Tally how many lines hold the string "Dotcom收入占比". Your reply should be that number alone.
— BEGIN DATA IN THIS EXERCISE —
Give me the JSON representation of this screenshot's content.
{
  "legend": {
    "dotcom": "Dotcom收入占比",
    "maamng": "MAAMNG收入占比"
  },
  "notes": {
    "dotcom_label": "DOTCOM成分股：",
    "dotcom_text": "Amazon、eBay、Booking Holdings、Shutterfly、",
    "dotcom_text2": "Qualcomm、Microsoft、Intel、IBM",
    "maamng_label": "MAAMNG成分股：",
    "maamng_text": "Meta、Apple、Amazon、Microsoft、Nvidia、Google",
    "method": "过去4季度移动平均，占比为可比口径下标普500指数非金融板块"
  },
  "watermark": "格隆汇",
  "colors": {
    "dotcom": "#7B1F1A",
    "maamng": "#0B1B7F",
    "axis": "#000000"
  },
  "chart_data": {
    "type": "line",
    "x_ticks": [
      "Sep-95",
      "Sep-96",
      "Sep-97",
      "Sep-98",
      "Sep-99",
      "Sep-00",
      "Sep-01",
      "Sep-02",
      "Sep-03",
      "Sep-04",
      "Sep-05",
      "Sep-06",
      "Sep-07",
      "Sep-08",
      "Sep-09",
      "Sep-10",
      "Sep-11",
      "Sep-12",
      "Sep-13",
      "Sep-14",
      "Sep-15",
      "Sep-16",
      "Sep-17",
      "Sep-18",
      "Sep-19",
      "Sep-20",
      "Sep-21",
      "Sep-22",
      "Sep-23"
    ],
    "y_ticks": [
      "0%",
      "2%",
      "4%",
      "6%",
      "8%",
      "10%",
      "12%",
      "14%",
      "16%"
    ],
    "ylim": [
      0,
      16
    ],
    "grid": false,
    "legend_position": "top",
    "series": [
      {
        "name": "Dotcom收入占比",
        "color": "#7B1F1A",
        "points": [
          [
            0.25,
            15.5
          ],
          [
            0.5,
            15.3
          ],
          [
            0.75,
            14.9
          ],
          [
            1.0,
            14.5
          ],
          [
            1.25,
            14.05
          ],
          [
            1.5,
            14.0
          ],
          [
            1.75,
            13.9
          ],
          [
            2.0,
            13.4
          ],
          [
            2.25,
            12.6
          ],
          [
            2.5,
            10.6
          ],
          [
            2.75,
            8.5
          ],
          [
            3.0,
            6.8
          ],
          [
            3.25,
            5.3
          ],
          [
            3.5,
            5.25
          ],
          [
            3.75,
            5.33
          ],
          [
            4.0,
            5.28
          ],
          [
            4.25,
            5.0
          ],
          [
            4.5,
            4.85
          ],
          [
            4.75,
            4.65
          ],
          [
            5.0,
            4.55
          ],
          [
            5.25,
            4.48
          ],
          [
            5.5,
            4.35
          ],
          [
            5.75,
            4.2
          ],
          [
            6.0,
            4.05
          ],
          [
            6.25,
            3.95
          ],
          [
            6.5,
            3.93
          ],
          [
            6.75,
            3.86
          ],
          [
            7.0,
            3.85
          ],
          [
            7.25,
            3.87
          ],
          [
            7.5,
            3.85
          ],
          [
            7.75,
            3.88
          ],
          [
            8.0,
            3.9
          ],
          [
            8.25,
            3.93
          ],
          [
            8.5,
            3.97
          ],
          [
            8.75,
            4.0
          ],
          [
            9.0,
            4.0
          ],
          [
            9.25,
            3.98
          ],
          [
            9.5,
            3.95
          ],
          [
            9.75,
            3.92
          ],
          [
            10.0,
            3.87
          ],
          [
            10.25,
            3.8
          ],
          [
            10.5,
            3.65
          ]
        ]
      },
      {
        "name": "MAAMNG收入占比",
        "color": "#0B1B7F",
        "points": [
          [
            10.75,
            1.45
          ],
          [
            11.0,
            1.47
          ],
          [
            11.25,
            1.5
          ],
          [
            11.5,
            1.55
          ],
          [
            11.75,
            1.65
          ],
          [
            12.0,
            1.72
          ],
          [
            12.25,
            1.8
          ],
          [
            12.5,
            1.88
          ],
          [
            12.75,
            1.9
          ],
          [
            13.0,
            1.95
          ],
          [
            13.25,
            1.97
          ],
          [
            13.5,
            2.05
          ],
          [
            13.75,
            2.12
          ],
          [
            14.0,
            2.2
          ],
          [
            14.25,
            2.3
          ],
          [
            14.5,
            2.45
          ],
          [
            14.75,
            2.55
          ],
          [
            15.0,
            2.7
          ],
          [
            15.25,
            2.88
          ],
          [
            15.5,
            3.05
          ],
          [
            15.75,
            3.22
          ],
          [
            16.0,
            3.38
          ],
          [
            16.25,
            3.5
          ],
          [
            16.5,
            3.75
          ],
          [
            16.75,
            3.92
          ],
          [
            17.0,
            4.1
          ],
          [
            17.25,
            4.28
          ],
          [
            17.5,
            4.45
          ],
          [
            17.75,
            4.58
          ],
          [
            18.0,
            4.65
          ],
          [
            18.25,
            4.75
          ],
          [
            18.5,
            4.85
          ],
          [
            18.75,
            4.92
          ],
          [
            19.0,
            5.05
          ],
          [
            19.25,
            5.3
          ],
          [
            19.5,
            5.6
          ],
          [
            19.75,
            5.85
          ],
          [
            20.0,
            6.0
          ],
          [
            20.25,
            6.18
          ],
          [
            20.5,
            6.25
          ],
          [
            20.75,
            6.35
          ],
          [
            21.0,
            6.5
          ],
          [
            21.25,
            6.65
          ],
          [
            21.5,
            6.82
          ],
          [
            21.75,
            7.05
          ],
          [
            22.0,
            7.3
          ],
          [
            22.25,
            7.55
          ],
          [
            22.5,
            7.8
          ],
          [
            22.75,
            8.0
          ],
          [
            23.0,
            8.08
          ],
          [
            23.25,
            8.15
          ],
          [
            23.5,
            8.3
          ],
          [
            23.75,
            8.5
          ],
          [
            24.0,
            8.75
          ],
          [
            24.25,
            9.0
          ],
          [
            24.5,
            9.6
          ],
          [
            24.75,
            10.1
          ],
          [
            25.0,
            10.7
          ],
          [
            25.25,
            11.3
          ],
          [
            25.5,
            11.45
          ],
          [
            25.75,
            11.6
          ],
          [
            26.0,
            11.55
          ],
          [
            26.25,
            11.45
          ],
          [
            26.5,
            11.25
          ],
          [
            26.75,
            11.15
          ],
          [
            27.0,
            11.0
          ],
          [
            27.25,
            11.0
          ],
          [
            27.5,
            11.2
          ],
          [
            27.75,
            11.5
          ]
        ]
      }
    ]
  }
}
— END DATA IN THIS EXERCISE —
◆ THE REPLY
2